Set down the material once more, exactly as it appears.

[Part of a data file]
━━━

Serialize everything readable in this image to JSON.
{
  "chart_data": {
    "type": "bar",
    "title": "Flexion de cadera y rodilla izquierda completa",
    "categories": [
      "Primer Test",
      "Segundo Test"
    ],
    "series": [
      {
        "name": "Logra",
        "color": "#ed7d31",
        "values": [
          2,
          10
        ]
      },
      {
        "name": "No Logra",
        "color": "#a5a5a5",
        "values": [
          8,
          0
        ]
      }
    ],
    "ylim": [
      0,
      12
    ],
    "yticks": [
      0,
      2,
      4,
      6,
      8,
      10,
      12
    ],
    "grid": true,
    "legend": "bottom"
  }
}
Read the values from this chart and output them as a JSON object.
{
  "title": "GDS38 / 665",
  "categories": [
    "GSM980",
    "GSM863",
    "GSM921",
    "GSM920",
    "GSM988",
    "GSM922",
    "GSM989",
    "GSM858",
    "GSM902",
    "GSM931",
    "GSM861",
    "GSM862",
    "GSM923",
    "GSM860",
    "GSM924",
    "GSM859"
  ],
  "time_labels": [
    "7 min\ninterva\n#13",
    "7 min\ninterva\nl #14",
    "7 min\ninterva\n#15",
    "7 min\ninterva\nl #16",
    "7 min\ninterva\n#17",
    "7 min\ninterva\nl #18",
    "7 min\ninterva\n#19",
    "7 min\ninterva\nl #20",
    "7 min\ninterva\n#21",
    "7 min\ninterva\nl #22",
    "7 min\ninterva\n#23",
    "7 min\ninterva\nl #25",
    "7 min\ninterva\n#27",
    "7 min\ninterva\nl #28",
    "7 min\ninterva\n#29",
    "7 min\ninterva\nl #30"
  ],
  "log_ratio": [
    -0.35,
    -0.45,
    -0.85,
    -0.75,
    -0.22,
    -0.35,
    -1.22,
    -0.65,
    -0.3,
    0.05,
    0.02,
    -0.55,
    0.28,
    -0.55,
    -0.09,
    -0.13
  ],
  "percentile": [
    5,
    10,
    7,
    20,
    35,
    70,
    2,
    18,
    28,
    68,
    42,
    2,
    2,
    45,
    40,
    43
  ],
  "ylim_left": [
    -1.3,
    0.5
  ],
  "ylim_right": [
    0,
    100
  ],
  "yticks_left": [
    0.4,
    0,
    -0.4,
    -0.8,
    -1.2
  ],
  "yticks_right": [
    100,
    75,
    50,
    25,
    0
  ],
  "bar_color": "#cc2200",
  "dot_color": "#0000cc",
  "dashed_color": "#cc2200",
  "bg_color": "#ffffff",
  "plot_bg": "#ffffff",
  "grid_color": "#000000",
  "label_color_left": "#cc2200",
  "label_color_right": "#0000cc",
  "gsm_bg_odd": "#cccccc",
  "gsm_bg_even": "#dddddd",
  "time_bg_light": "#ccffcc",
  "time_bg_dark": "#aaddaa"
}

━━━

◆ RESPONSE TO THIS EXERCISE ◆
Serialize everything readable in this image to JSON.
{
  "chart_data": {
    "type": "bar",
    "title": "Flexion de cadera y rodilla izquierda completa",
    "categories": [
      "Primer Test",
      "Segundo Test"
    ],
    "series": [
      {
        "name": "Logra",
        "color": "#ed7d31",
        "values": [
          2,
          10
        ]
      },
      {
        "name": "No Logra",
        "color": "#a5a5a5",
        "values": [
          8,
          0
        ]
      }
    ],
    "ylim": [
      0,
      12
    ],
    "yticks": [
      0,
      2,
      4,
      6,
      8,
      10,
      12
    ],
    "grid": true,
    "legend": "bottom"
  }
}
Read the values from this chart and output them as a JSON object.
{
  "title": "GDS38 / 665",
  "categories": [
    "GSM980",
    "GSM863",
    "GSM921",
    "GSM920",
    "GSM988",
    "GSM922",
    "GSM989",
    "GSM858",
    "GSM902",
    "GSM931",
    "GSM861",
    "GSM862",
    "GSM923",
    "GSM860",
    "GSM924",
    "GSM859"
  ],
  "time_labels": [
    "7 min\ninterva\n#13",
    "7 min\ninterva\nl #14",
    "7 min\ninterva\n#15",
    "7 min\ninterva\nl #16",
    "7 min\ninterva\n#17",
    "7 min\ninterva\nl #18",
    "7 min\ninterva\n#19",
    "7 min\ninterva\nl #20",
    "7 min\ninterva\n#21",
    "7 min\ninterva\nl #22",
    "7 min\ninterva\n#23",
    "7 min\ninterva\nl #25",
    "7 min\ninterva\n#27",
    "7 min\ninterva\nl #28",
    "7 min\ninterva\n#29",
    "7 min\ninterva\nl #30"
  ],
  "log_ratio": [
    -0.35,
    -0.45,
    -0.85,
    -0.75,
    -0.22,
    -0.35,
    -1.22,
    -0.65,
    -0.3,
    0.05,
    0.02,
    -0.55,
    0.28,
    -0.55,
    -0.09,
    -0.13
  ],
  "percentile": [
    5,
    10,
    7,
    20,
    35,
    70,
    2,
    18,
    28,
    68,
    42,
    2,
    2,
    45,
    40,
    43
  ],
  "ylim_left": [
    -1.3,
    0.5
  ],
  "ylim_right": [
    0,
    100
  ],
  "yticks_left": [
    0.4,
    0,
    -0.4,
    -0.8,
    -1.2
  ],
  "yticks_right": [
    100,
    75,
    50,
    25,
    0
  ],
  "bar_color": "#cc2200",
  "dot_color": "#0000cc",
  "dashed_color": "#cc2200",
  "bg_color": "#ffffff",
  "plot_bg": "#ffffff",
  "grid_color": "#000000",
  "label_color_left": "#cc2200",
  "label_color_right": "#0000cc",
  "gsm_bg_odd": "#cccccc",
  "gsm_bg_even": "#dddddd",
  "time_bg_light": "#ccffcc",
  "time_bg_dark": "#aaddaa"
}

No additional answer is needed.